Kan ve Kurban
- Neden Muslumanlar kurban keserler biliyor musunuz?
- Musluman inanisina gore ilk kurbanin kesilisi aslinda Ibrahim‘in oglu Ismail’i (Tevrat’a gore Ishak) gordugu bir ruya uzerine kesmeye karar vermesi ve yerine bir koc indirilmesiyle mi baslar?
- Peki Kuran’da (ve ayni sekilde Tevrat’ta) aslinda tanri adina kesilen ilk kurbanin bu olmadiginin da anlatildigini biliyor muydunuz?
- Tanriyi hosnut etmek ve yuceltmek adina kan akitarak kurban kesmek sadece Muslumanlara ozgu olmadigini biliyor muydunuz?
- M.O. 3000 yilinda dahi, Sumerlerin tanrilari Enki’yi mutlu etmek icin kurban kestigini biliyor muydunuz?
- Ya Mayalarin tanrilarini mutlu etmek icin insanlarin kafalarini kestiklerini?
- Peki Yahudilerin Tanriyi yuceltmek icin inek bogazladiklarini?

□ □ □ □ □ □ □

_Yazılı Alıştırma 1_
Kan ve kurban konulu metni eksiksiz biçimde, hiçbir şeyi değiştirmeden yeniden yazınız.

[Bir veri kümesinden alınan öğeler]
□ □ □ □ □ □ □

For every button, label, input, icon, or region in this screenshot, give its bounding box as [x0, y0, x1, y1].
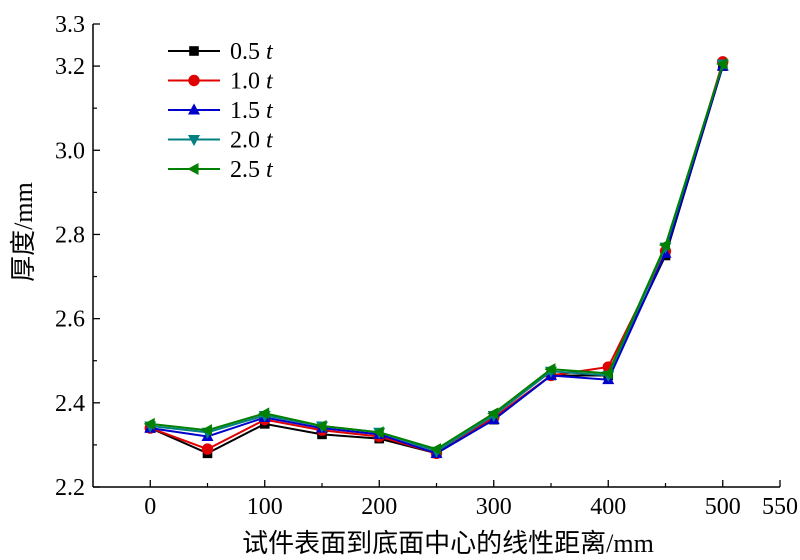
y-tick-label: 2.4	[55, 391, 85, 417]
data-point	[601, 367, 613, 380]
legend-label: 1.5 t	[230, 98, 274, 124]
series-5	[143, 57, 728, 456]
legend-marker	[188, 135, 200, 147]
legend-label: 1.0 t	[230, 69, 274, 95]
x-tick-label: 100	[247, 494, 283, 520]
data-point	[200, 424, 212, 437]
data-point	[544, 363, 556, 376]
y-tick-label: 2.2	[55, 475, 85, 501]
data-point	[315, 419, 327, 432]
data-point	[372, 426, 384, 439]
legend-item: 1.5 t	[168, 98, 274, 124]
series-layer	[143, 56, 729, 460]
y-axis-title: 厚度/mm	[9, 182, 38, 282]
data-point	[658, 238, 670, 251]
x-tick-label: 550	[762, 494, 798, 520]
data-point	[201, 443, 214, 455]
data-point	[716, 57, 728, 70]
series-line	[149, 65, 724, 455]
legend-marker	[188, 74, 200, 87]
x-tick-label: 500	[705, 494, 741, 520]
legend-item: 2.5 t	[168, 157, 274, 183]
x-axis-title: 试件表面到底面中心的线性距离/mm	[242, 529, 654, 558]
y-tick-label: 2.6	[55, 307, 85, 333]
data-point	[143, 417, 155, 430]
legend-label: 0.5 t	[230, 39, 274, 65]
y-tick-label: 2.8	[55, 222, 85, 248]
series-line	[150, 65, 724, 455]
axes: 0 100 200 300 400 500 550 2.2 2.4 2.6 2.8 3.0 3.2 3.3	[55, 12, 798, 520]
legend-item: 2.0 t	[168, 128, 274, 154]
legend-marker	[187, 163, 199, 175]
x-tick-label: 0	[144, 494, 156, 520]
x-tick-label: 200	[361, 494, 397, 520]
x-tick-label: 400	[590, 494, 626, 520]
legend-item: 0.5 t	[168, 39, 274, 65]
y-tick-label: 3.0	[55, 138, 85, 164]
data-point	[258, 407, 270, 420]
legend-marker	[188, 103, 200, 115]
legend-marker	[189, 46, 199, 56]
data-point	[429, 443, 441, 456]
x-tick-label: 300	[476, 494, 512, 520]
y-tick-label: 3.3	[55, 12, 85, 38]
y-tick-label: 3.2	[55, 54, 85, 80]
data-point	[487, 407, 499, 420]
legend-label: 2.5 t	[230, 157, 274, 183]
legend-label: 2.0 t	[230, 128, 274, 154]
legend: 0.5 t 1.0 t 1.5 t 2.0 t 2.5 t	[168, 39, 274, 183]
legend-item: 1.0 t	[168, 69, 274, 95]
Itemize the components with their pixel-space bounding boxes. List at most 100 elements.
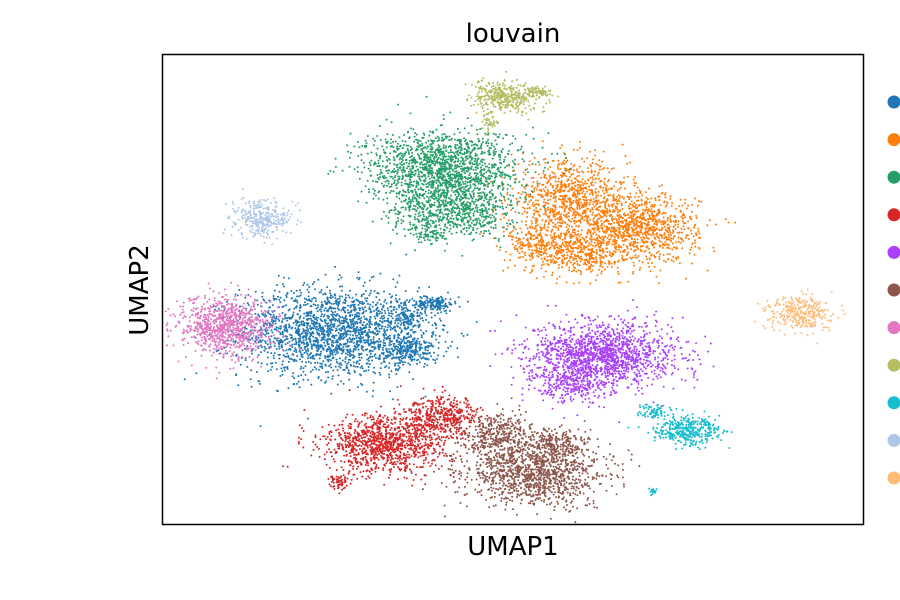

□ □ □ □ □ □ □

_Yazılı Alıştırma 2_
Yukarıdaki kayıtların bütün satırlarını, "screenshot" yerine "image" koyup geri kalan her şeyi aynen bırakarak yeniden yazınız; resimleri yanıtınıza almayınız.

_Yanıt 1_
Kan ve Kurban
- Neden Muslumanlar kurban keserler biliyor musunuz?
- Musluman inanisina gore ilk kurbanin kesilisi aslinda Ibrahim‘in oglu Ismail’i (Tevrat’a gore Ishak) gordugu bir ruya uzerine kesmeye karar vermesi ve yerine bir koc indirilmesiyle mi baslar?
- Peki Kuran’da (ve ayni sekilde Tevrat’ta) aslinda tanri adina kesilen ilk kurbanin bu olmadiginin da anlatildigini biliyor muydunuz?
- Tanriyi hosnut etmek ve yuceltmek adina kan akitarak kurban kesmek sadece Muslumanlara ozgu olmadigini biliyor muydunuz?
- M.O. 3000 yilinda dahi, Sumerlerin tanrilari Enki’yi mutlu etmek icin kurban kestigini biliyor muydunuz?
- Ya Mayalarin tanrilarini mutlu etmek icin insanlarin kafalarini kestiklerini?
- Peki Yahudilerin Tanriyi yuceltmek icin inek bogazladiklarini?

_Yanıt 2_
For every button, label, input, icon, or region in this image, give its bounding box as [x0, y0, x1, y1].
y-tick-label: 2.4	[55, 391, 85, 417]
data-point	[601, 367, 613, 380]
legend-label: 1.5 t	[230, 98, 274, 124]
series-5	[143, 57, 728, 456]
legend-marker	[188, 135, 200, 147]
legend-label: 1.0 t	[230, 69, 274, 95]
x-tick-label: 100	[247, 494, 283, 520]
data-point	[200, 424, 212, 437]
data-point	[544, 363, 556, 376]
y-tick-label: 2.2	[55, 475, 85, 501]
data-point	[315, 419, 327, 432]
data-point	[372, 426, 384, 439]
legend-item: 1.5 t	[168, 98, 274, 124]
series-layer	[143, 56, 729, 460]
y-axis-title: 厚度/mm	[9, 182, 38, 282]
data-point	[658, 238, 670, 251]
x-tick-label: 550	[762, 494, 798, 520]
data-point	[201, 443, 214, 455]
data-point	[716, 57, 728, 70]
series-line	[149, 65, 724, 455]
legend-marker	[188, 74, 200, 87]
x-tick-label: 500	[705, 494, 741, 520]
legend-item: 2.5 t	[168, 157, 274, 183]
x-axis-title: 试件表面到底面中心的线性距离/mm	[242, 529, 654, 558]
y-tick-label: 2.6	[55, 307, 85, 333]
data-point	[143, 417, 155, 430]
legend-label: 0.5 t	[230, 39, 274, 65]
y-tick-label: 2.8	[55, 222, 85, 248]
series-line	[150, 65, 724, 455]
axes: 0 100 200 300 400 500 550 2.2 2.4 2.6 2.8 3.0 3.2 3.3	[55, 12, 798, 520]
legend-item: 2.0 t	[168, 128, 274, 154]
legend-marker	[187, 163, 199, 175]
x-tick-label: 0	[144, 494, 156, 520]
x-tick-label: 200	[361, 494, 397, 520]
x-tick-label: 400	[590, 494, 626, 520]
legend-item: 0.5 t	[168, 39, 274, 65]
y-tick-label: 3.0	[55, 138, 85, 164]
data-point	[258, 407, 270, 420]
legend-marker	[188, 103, 200, 115]
legend-marker	[189, 46, 199, 56]
data-point	[429, 443, 441, 456]
x-tick-label: 300	[476, 494, 512, 520]
y-tick-label: 3.3	[55, 12, 85, 38]
y-tick-label: 3.2	[55, 54, 85, 80]
data-point	[487, 407, 499, 420]
legend-label: 2.5 t	[230, 157, 274, 183]
legend-label: 2.0 t	[230, 128, 274, 154]
legend: 0.5 t 1.0 t 1.5 t 2.0 t 2.5 t	[168, 39, 274, 183]
legend-item: 1.0 t	[168, 69, 274, 95]
Itemize the components with their pixel-space bounding boxes. List at most 100 elements.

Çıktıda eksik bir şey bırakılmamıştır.